• Problem statement
Extract, from the listing that follows, each line containing the word "позиции".

---+---

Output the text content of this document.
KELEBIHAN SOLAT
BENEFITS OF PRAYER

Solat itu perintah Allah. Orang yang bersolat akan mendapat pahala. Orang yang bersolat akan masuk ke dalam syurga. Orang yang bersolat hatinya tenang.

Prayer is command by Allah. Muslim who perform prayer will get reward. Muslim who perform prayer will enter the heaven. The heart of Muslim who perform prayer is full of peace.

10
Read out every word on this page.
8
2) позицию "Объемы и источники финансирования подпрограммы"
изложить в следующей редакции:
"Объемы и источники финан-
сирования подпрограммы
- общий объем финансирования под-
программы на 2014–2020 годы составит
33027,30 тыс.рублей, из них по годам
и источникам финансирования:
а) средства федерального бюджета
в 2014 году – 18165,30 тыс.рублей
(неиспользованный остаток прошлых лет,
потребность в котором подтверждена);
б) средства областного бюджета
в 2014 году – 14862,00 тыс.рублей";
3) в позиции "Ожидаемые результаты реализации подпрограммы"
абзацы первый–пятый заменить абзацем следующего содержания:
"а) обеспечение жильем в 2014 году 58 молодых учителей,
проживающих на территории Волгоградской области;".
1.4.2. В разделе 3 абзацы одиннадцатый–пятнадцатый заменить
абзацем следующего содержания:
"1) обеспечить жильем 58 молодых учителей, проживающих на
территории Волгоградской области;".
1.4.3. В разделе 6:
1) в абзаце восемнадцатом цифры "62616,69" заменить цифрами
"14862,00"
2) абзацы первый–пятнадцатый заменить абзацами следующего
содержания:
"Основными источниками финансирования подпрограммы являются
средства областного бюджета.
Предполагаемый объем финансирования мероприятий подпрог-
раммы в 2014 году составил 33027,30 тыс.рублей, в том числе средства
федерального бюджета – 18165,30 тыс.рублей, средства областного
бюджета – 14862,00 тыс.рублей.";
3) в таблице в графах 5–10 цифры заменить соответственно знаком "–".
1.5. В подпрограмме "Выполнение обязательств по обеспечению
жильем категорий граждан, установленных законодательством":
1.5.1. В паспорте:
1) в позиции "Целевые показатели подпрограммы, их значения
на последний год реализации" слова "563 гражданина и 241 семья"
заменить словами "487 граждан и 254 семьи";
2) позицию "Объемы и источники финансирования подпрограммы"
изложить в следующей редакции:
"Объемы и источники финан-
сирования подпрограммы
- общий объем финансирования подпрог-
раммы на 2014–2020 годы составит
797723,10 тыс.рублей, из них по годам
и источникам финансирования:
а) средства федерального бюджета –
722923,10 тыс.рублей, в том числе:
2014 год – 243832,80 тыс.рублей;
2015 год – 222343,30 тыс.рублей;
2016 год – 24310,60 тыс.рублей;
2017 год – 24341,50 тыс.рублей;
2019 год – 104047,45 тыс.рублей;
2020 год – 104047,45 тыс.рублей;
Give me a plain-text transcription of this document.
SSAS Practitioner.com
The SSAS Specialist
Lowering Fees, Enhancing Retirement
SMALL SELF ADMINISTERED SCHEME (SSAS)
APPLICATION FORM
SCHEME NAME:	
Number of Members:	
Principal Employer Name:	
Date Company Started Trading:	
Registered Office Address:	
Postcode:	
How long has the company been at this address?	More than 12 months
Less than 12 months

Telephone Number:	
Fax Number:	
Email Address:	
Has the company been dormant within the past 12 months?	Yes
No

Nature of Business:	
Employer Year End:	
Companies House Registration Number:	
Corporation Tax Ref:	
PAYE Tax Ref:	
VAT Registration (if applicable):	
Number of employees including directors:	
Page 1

---+---

• Answer for this exercise
3) в позиции "Ожидаемые результаты реализации подпрограммы"
1) в позиции "Целевые показатели подпрограммы, их значения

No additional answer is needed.